[Records from a dataset]
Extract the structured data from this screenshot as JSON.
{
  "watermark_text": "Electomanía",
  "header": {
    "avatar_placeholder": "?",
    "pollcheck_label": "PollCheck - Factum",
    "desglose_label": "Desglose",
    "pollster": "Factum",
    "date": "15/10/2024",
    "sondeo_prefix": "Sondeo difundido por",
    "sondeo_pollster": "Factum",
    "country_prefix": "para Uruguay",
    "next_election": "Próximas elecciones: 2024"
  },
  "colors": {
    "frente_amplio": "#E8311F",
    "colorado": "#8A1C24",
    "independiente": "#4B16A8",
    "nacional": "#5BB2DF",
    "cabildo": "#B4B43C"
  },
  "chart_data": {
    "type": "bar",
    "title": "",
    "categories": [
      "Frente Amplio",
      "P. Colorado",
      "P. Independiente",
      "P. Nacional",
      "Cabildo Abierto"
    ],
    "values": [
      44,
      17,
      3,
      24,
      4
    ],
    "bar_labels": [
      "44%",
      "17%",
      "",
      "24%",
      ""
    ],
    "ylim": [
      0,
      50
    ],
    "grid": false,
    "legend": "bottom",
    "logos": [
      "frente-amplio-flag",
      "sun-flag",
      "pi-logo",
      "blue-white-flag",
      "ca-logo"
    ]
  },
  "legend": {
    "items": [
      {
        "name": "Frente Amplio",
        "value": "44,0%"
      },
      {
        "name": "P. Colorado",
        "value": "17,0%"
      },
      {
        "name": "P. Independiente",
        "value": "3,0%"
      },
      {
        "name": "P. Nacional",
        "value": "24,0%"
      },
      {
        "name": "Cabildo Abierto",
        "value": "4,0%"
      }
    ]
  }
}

| Aim of the exercise |
The records above need to be transcribed in full. Keep every character unchanged.

| Output for this task |
Extract the structured data from this screenshot as JSON.
{
  "watermark_text": "Electomanía",
  "header": {
    "avatar_placeholder": "?",
    "pollcheck_label": "PollCheck - Factum",
    "desglose_label": "Desglose",
    "pollster": "Factum",
    "date": "15/10/2024",
    "sondeo_prefix": "Sondeo difundido por",
    "sondeo_pollster": "Factum",
    "country_prefix": "para Uruguay",
    "next_election": "Próximas elecciones: 2024"
  },
  "colors": {
    "frente_amplio": "#E8311F",
    "colorado": "#8A1C24",
    "independiente": "#4B16A8",
    "nacional": "#5BB2DF",
    "cabildo": "#B4B43C"
  },
  "chart_data": {
    "type": "bar",
    "title": "",
    "categories": [
      "Frente Amplio",
      "P. Colorado",
      "P. Independiente",
      "P. Nacional",
      "Cabildo Abierto"
    ],
    "values": [
      44,
      17,
      3,
      24,
      4
    ],
    "bar_labels": [
      "44%",
      "17%",
      "",
      "24%",
      ""
    ],
    "ylim": [
      0,
      50
    ],
    "grid": false,
    "legend": "bottom",
    "logos": [
      "frente-amplio-flag",
      "sun-flag",
      "pi-logo",
      "blue-white-flag",
      "ca-logo"
    ]
  },
  "legend": {
    "items": [
      {
        "name": "Frente Amplio",
        "value": "44,0%"
      },
      {
        "name": "P. Colorado",
        "value": "17,0%"
      },
      {
        "name": "P. Independiente",
        "value": "3,0%"
      },
      {
        "name": "P. Nacional",
        "value": "24,0%"
      },
      {
        "name": "Cabildo Abierto",
        "value": "4,0%"
      }
    ]
  }
}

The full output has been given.